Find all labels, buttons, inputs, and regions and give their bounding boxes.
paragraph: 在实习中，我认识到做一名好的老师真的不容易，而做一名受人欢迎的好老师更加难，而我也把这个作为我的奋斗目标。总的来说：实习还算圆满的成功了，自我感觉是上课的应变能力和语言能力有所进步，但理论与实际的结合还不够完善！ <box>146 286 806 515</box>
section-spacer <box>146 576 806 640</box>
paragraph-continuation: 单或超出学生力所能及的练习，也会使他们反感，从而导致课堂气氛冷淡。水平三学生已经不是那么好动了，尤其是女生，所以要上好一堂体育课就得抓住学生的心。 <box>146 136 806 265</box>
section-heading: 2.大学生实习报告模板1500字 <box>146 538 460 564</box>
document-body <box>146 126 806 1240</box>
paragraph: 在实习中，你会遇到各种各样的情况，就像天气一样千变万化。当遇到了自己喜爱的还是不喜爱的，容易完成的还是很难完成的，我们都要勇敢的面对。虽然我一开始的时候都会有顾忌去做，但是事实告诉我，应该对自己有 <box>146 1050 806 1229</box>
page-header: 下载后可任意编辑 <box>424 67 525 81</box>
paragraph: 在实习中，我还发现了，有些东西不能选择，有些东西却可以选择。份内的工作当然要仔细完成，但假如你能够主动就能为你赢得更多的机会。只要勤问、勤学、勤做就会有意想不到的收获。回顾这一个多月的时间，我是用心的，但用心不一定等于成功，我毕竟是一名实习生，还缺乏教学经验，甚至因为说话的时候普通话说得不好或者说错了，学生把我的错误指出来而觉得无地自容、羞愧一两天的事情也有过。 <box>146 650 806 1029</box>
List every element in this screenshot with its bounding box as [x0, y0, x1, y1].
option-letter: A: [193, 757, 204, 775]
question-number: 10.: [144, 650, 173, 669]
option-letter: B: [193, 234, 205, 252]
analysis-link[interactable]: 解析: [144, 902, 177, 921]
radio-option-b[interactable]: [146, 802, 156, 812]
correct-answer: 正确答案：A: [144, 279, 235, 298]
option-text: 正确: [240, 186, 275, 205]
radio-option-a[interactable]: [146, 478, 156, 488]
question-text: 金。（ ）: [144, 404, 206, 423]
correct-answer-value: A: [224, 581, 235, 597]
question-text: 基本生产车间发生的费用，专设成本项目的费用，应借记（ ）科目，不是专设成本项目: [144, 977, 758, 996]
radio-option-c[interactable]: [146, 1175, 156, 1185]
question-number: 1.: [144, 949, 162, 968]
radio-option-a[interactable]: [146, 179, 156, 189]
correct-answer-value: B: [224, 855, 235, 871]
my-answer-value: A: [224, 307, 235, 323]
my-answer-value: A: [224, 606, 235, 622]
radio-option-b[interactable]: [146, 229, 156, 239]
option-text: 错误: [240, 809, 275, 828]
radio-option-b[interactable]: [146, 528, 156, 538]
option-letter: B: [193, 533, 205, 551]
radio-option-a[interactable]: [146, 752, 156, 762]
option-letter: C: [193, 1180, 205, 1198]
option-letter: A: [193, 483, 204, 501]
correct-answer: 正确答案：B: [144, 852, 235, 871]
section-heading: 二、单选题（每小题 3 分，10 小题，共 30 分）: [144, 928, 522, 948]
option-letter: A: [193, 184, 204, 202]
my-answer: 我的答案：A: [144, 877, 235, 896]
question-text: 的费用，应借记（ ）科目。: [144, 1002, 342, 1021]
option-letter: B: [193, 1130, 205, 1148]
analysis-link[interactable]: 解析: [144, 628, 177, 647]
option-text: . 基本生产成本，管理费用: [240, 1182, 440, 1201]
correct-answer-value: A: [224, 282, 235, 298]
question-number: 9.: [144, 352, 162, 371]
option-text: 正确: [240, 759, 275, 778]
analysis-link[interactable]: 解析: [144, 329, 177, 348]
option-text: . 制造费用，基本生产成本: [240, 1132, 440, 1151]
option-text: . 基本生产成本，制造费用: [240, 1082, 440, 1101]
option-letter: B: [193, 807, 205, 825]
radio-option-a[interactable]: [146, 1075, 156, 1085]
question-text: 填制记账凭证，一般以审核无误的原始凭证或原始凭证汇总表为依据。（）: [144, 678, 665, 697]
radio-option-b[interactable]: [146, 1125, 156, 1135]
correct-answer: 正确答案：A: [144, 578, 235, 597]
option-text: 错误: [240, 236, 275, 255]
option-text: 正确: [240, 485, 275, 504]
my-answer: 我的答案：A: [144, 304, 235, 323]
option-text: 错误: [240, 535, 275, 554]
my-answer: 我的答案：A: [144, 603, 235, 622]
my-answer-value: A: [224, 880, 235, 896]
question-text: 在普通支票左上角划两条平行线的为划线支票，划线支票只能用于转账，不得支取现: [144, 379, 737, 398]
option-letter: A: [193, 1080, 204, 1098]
+ + +
*WHAT TO WORK ON*: Rewrite the records from the start through the line containing "section-heading: 2.大学生实习报告模板1500字 <box>146", swapping "regions" for "areas" and leaving everything else unchanged.

*REPLY*:
Find all labels, buttons, inputs, and areas and give their bounding boxes.
paragraph: 在实习中，我认识到做一名好的老师真的不容易，而做一名受人欢迎的好老师更加难，而我也把这个作为我的奋斗目标。总的来说：实习还算圆满的成功了，自我感觉是上课的应变能力和语言能力有所进步，但理论与实际的结合还不够完善！ <box>146 286 806 515</box>
section-spacer <box>146 576 806 640</box>
paragraph-continuation: 单或超出学生力所能及的练习，也会使他们反感，从而导致课堂气氛冷淡。水平三学生已经不是那么好动了，尤其是女生，所以要上好一堂体育课就得抓住学生的心。 <box>146 136 806 265</box>
section-heading: 2.大学生实习报告模板1500字 <box>146 538 460 564</box>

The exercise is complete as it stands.